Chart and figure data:
============================================================
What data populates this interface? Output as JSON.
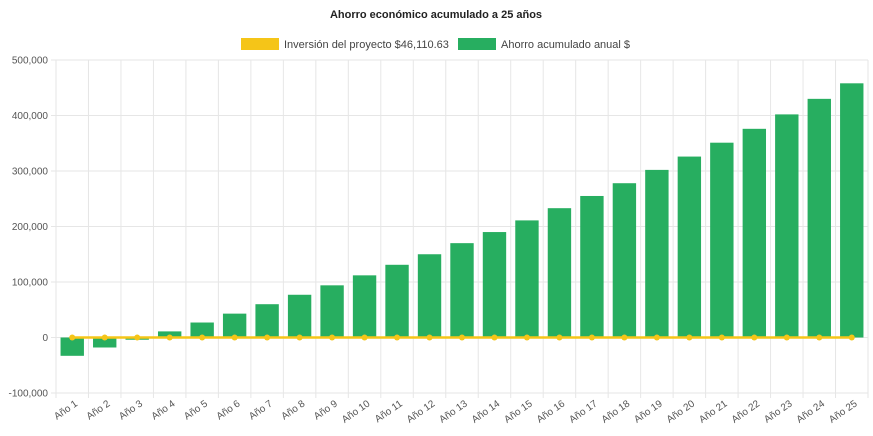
{
  "chart_data": {
    "type": "bar",
    "title": "Ahorro económico acumulado a 25 años",
    "categories": [
      "Año 1",
      "Año 2",
      "Año 3",
      "Año 4",
      "Año 5",
      "Año 6",
      "Año 7",
      "Año 8",
      "Año 9",
      "Año 10",
      "Año 11",
      "Año 12",
      "Año 13",
      "Año 14",
      "Año 15",
      "Año 16",
      "Año 17",
      "Año 18",
      "Año 19",
      "Año 20",
      "Año 21",
      "Año 22",
      "Año 23",
      "Año 24",
      "Año 25"
    ],
    "series": [
      {
        "name": "Inversión del proyecto $46,110.63",
        "type": "line",
        "color": "#f5c518",
        "values": [
          0,
          0,
          0,
          0,
          0,
          0,
          0,
          0,
          0,
          0,
          0,
          0,
          0,
          0,
          0,
          0,
          0,
          0,
          0,
          0,
          0,
          0,
          0,
          0,
          0
        ]
      },
      {
        "name": "Ahorro acumulado anual $",
        "type": "bar",
        "color": "#27ae60",
        "values": [
          -33000,
          -18000,
          -4000,
          11000,
          27000,
          43000,
          60000,
          77000,
          94000,
          112000,
          131000,
          150000,
          170000,
          190000,
          211000,
          233000,
          255000,
          278000,
          302000,
          326000,
          351000,
          376000,
          402000,
          430000,
          458000
        ]
      }
    ],
    "y_ticks": [
      "500,000",
      "400,000",
      "300,000",
      "200,000",
      "100,000",
      "0",
      "-100,000"
    ],
    "ylim": [
      -100000,
      500000
    ],
    "grid": true,
    "legend_position": "top-center"
  }
}
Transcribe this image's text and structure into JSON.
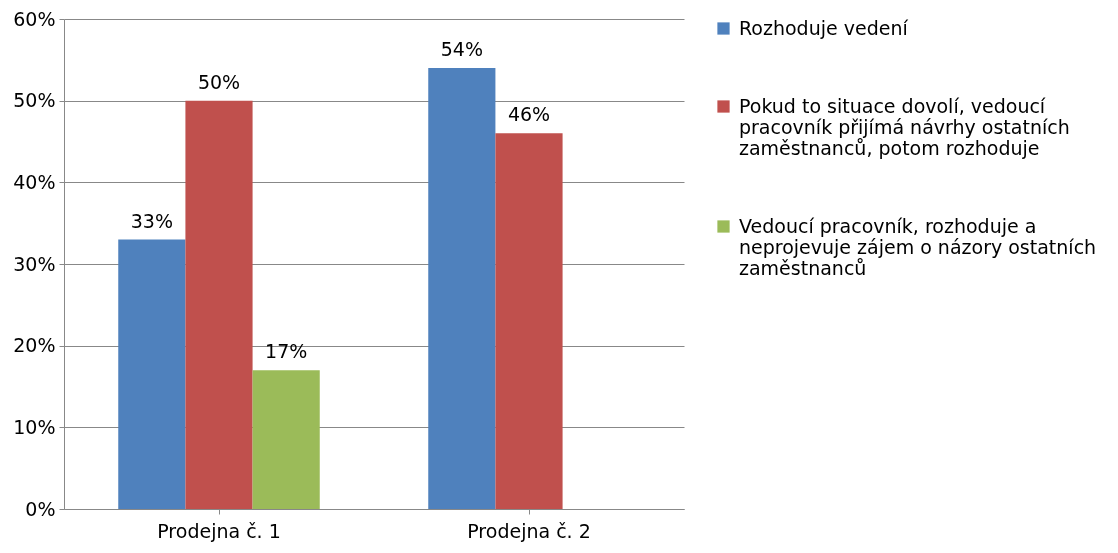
{
  "chart_data": {
    "type": "bar",
    "categories": [
      "Prodejna č. 1",
      "Prodejna č. 2"
    ],
    "series": [
      {
        "name": "Rozhoduje vedení",
        "color": "#4f81bd",
        "values": [
          33,
          54
        ],
        "value_labels": [
          "33%",
          "54%"
        ]
      },
      {
        "name": "Pokud to situace dovolí, vedoucí pracovník přijímá návrhy ostatních zaměstnanců, potom rozhoduje",
        "color": "#c0504d",
        "values": [
          50,
          46
        ],
        "value_labels": [
          "50%",
          "46%"
        ]
      },
      {
        "name": "Vedoucí pracovník, rozhoduje a neprojevuje zájem o názory ostatních zaměstnanců",
        "color": "#9bbb59",
        "values": [
          17,
          null
        ],
        "value_labels": [
          "17%",
          null
        ]
      }
    ],
    "ylim": [
      0,
      60
    ],
    "yticks": [
      {
        "value": 0,
        "label": "0%"
      },
      {
        "value": 10,
        "label": "10%"
      },
      {
        "value": 20,
        "label": "20%"
      },
      {
        "value": 30,
        "label": "30%"
      },
      {
        "value": 40,
        "label": "40%"
      },
      {
        "value": 50,
        "label": "50%"
      },
      {
        "value": 60,
        "label": "60%"
      }
    ],
    "grid": "y",
    "legend": "right"
  }
}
============================================================
● **GOAL**:
Copy out each line of the records that holds the string "ostatních".

● **IN RESPONSE**:
        "name": "Pokud to situace dovolí, vedoucí pracovník přijímá návrhy ostatních zaměstnanců, potom rozhoduje",
        "name": "Vedoucí pracovník, rozhoduje a neprojevuje zájem o názory ostatních zaměstnanců",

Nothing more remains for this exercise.